* [Exercise input]:
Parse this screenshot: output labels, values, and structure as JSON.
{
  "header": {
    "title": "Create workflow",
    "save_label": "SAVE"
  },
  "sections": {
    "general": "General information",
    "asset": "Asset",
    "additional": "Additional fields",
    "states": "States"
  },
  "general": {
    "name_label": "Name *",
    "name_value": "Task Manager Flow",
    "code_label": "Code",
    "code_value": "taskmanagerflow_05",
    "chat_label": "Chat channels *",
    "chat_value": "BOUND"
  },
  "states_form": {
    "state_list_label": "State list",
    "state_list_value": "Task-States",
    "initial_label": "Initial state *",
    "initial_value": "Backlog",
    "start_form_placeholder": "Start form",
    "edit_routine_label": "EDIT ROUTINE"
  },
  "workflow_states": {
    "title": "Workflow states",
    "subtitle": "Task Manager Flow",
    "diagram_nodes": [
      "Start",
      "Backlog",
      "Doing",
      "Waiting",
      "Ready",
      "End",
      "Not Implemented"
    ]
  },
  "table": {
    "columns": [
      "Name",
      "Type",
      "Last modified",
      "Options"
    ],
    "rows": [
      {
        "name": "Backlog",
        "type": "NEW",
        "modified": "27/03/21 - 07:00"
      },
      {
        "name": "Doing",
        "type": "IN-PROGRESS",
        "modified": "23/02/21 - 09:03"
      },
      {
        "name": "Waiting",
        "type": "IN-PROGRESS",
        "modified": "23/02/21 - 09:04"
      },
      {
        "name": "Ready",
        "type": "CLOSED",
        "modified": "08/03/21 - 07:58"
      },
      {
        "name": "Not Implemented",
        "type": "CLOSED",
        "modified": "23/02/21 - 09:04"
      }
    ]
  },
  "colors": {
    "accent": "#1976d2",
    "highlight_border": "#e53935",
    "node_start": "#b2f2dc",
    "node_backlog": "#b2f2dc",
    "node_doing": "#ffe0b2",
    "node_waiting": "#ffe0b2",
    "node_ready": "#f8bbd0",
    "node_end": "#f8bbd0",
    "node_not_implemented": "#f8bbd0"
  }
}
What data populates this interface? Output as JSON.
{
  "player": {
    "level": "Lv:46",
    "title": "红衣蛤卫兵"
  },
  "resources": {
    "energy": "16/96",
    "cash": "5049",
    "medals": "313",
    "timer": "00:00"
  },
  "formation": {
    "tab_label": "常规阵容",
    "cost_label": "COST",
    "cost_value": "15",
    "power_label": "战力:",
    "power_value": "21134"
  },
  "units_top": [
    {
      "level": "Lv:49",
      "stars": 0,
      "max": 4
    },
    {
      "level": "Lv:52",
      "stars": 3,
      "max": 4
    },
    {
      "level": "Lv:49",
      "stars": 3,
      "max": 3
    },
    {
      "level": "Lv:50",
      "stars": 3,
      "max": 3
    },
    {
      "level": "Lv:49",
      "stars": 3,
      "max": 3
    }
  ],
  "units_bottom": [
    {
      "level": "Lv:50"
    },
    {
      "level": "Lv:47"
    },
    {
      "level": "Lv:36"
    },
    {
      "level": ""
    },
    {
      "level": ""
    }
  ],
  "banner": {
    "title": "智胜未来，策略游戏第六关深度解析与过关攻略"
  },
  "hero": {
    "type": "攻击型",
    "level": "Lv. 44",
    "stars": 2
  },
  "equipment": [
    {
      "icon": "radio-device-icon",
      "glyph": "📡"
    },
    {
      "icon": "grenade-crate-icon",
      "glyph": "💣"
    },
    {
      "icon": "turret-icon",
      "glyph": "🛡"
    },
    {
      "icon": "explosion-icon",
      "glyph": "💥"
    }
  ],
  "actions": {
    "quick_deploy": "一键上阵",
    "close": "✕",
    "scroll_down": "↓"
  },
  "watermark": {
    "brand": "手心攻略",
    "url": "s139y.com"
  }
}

* [Directive]:
Of the lines above, how many hold the string "JSON"? Answer with only the number.

* [Solution to this task]:
2